[Dataset items]
--- --- ---

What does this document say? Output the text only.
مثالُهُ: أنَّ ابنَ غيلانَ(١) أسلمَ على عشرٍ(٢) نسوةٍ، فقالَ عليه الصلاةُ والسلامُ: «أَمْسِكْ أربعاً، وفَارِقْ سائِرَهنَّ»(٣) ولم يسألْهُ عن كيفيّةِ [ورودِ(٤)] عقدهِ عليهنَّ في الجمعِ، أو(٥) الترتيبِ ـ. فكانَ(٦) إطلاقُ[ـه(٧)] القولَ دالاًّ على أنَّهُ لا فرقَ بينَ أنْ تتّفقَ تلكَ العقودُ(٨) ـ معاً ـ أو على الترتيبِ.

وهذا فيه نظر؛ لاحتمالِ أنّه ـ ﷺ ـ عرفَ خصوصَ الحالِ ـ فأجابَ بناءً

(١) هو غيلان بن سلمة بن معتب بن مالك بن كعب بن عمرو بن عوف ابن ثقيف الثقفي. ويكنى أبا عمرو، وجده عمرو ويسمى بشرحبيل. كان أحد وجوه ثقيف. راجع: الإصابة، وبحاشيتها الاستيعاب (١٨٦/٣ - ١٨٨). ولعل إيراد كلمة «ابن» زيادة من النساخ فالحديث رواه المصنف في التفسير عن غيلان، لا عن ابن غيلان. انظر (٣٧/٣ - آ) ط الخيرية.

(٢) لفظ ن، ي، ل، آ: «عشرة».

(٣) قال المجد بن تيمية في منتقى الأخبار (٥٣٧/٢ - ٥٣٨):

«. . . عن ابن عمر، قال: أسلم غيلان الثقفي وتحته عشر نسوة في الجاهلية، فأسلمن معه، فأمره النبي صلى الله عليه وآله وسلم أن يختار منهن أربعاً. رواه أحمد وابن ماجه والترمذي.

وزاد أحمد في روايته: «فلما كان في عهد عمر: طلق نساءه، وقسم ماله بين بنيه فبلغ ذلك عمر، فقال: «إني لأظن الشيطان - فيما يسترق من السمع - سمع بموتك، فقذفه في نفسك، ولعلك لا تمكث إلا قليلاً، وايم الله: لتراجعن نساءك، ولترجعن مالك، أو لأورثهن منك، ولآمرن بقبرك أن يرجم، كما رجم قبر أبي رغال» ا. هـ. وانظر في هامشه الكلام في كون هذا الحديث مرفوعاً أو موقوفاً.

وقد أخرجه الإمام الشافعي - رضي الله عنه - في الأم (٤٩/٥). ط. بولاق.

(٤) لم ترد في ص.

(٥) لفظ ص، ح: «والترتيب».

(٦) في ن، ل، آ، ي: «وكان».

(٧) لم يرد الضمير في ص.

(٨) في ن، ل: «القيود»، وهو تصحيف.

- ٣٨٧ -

--- --- ---

▸ Exercise description
From the material given, work out how many lines hold the string "الثقفي"; state that number and nothing further.

▸ Expected answer
2